EXERCISE DETAILS>
Please print every record below exactly as it appears.

RECORDED DATA>

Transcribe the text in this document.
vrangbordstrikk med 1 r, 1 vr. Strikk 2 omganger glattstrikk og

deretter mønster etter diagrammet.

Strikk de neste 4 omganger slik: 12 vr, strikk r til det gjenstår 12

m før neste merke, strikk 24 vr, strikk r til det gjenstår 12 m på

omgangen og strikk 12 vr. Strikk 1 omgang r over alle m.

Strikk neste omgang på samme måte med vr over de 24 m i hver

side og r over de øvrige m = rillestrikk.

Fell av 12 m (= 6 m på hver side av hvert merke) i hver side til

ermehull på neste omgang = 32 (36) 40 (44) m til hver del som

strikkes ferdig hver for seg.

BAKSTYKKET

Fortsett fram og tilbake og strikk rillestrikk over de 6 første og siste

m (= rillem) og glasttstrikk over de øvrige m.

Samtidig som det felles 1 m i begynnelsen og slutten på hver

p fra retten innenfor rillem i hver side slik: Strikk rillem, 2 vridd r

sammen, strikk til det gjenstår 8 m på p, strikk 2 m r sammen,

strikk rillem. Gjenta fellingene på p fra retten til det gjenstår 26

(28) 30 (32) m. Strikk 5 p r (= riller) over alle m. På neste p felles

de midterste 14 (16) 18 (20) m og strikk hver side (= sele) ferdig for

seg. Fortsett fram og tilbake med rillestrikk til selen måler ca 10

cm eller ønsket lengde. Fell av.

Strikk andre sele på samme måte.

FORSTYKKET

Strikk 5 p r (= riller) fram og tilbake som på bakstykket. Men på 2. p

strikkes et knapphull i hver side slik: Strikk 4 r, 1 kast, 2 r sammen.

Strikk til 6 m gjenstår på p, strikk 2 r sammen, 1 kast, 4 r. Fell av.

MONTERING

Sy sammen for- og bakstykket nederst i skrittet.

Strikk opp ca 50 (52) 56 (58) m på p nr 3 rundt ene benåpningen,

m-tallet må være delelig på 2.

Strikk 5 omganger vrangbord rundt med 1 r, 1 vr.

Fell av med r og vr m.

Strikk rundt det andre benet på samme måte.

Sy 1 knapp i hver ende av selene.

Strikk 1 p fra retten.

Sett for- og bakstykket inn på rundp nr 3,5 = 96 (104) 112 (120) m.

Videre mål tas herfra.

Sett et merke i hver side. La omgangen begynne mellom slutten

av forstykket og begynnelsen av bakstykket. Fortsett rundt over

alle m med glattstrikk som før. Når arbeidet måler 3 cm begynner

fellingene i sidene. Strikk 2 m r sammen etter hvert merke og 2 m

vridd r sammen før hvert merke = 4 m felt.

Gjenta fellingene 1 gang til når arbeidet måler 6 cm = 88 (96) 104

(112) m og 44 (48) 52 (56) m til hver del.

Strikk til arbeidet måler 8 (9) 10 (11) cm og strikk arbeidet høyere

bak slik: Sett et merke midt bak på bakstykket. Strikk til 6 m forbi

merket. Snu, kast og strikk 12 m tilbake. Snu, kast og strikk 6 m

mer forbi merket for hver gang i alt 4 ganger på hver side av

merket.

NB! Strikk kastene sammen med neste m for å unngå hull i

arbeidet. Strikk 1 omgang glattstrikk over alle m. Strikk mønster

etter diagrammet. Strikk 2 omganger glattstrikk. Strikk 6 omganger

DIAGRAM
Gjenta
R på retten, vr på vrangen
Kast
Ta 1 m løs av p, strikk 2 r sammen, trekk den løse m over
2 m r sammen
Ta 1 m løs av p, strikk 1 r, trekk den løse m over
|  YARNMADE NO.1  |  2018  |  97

FULL SOLUTION>
Transcribe the text in this document.
vrangbordstrikk med 1 r, 1 vr. Strikk 2 omganger glattstrikk og

deretter mønster etter diagrammet.

Strikk de neste 4 omganger slik: 12 vr, strikk r til det gjenstår 12

m før neste merke, strikk 24 vr, strikk r til det gjenstår 12 m på

omgangen og strikk 12 vr. Strikk 1 omgang r over alle m.

Strikk neste omgang på samme måte med vr over de 24 m i hver

side og r over de øvrige m = rillestrikk.

Fell av 12 m (= 6 m på hver side av hvert merke) i hver side til

ermehull på neste omgang = 32 (36) 40 (44) m til hver del som

strikkes ferdig hver for seg.

BAKSTYKKET

Fortsett fram og tilbake og strikk rillestrikk over de 6 første og siste

m (= rillem) og glasttstrikk over de øvrige m.

Samtidig som det felles 1 m i begynnelsen og slutten på hver

p fra retten innenfor rillem i hver side slik: Strikk rillem, 2 vridd r

sammen, strikk til det gjenstår 8 m på p, strikk 2 m r sammen,

strikk rillem. Gjenta fellingene på p fra retten til det gjenstår 26

(28) 30 (32) m. Strikk 5 p r (= riller) over alle m. På neste p felles

de midterste 14 (16) 18 (20) m og strikk hver side (= sele) ferdig for

seg. Fortsett fram og tilbake med rillestrikk til selen måler ca 10

cm eller ønsket lengde. Fell av.

Strikk andre sele på samme måte.

FORSTYKKET

Strikk 5 p r (= riller) fram og tilbake som på bakstykket. Men på 2. p

strikkes et knapphull i hver side slik: Strikk 4 r, 1 kast, 2 r sammen.

Strikk til 6 m gjenstår på p, strikk 2 r sammen, 1 kast, 4 r. Fell av.

MONTERING

Sy sammen for- og bakstykket nederst i skrittet.

Strikk opp ca 50 (52) 56 (58) m på p nr 3 rundt ene benåpningen,

m-tallet må være delelig på 2.

Strikk 5 omganger vrangbord rundt med 1 r, 1 vr.

Fell av med r og vr m.

Strikk rundt det andre benet på samme måte.

Sy 1 knapp i hver ende av selene.

Strikk 1 p fra retten.

Sett for- og bakstykket inn på rundp nr 3,5 = 96 (104) 112 (120) m.

Videre mål tas herfra.

Sett et merke i hver side. La omgangen begynne mellom slutten

av forstykket og begynnelsen av bakstykket. Fortsett rundt over

alle m med glattstrikk som før. Når arbeidet måler 3 cm begynner

fellingene i sidene. Strikk 2 m r sammen etter hvert merke og 2 m

vridd r sammen før hvert merke = 4 m felt.

Gjenta fellingene 1 gang til når arbeidet måler 6 cm = 88 (96) 104

(112) m og 44 (48) 52 (56) m til hver del.

Strikk til arbeidet måler 8 (9) 10 (11) cm og strikk arbeidet høyere

bak slik: Sett et merke midt bak på bakstykket. Strikk til 6 m forbi

merket. Snu, kast og strikk 12 m tilbake. Snu, kast og strikk 6 m

mer forbi merket for hver gang i alt 4 ganger på hver side av

merket.

NB! Strikk kastene sammen med neste m for å unngå hull i

arbeidet. Strikk 1 omgang glattstrikk over alle m. Strikk mønster

etter diagrammet. Strikk 2 omganger glattstrikk. Strikk 6 omganger

DIAGRAM
Gjenta
R på retten, vr på vrangen
Kast
Ta 1 m løs av p, strikk 2 r sammen, trekk den løse m over
2 m r sammen
Ta 1 m løs av p, strikk 1 r, trekk den løse m over
|  YARNMADE NO.1  |  2018  |  97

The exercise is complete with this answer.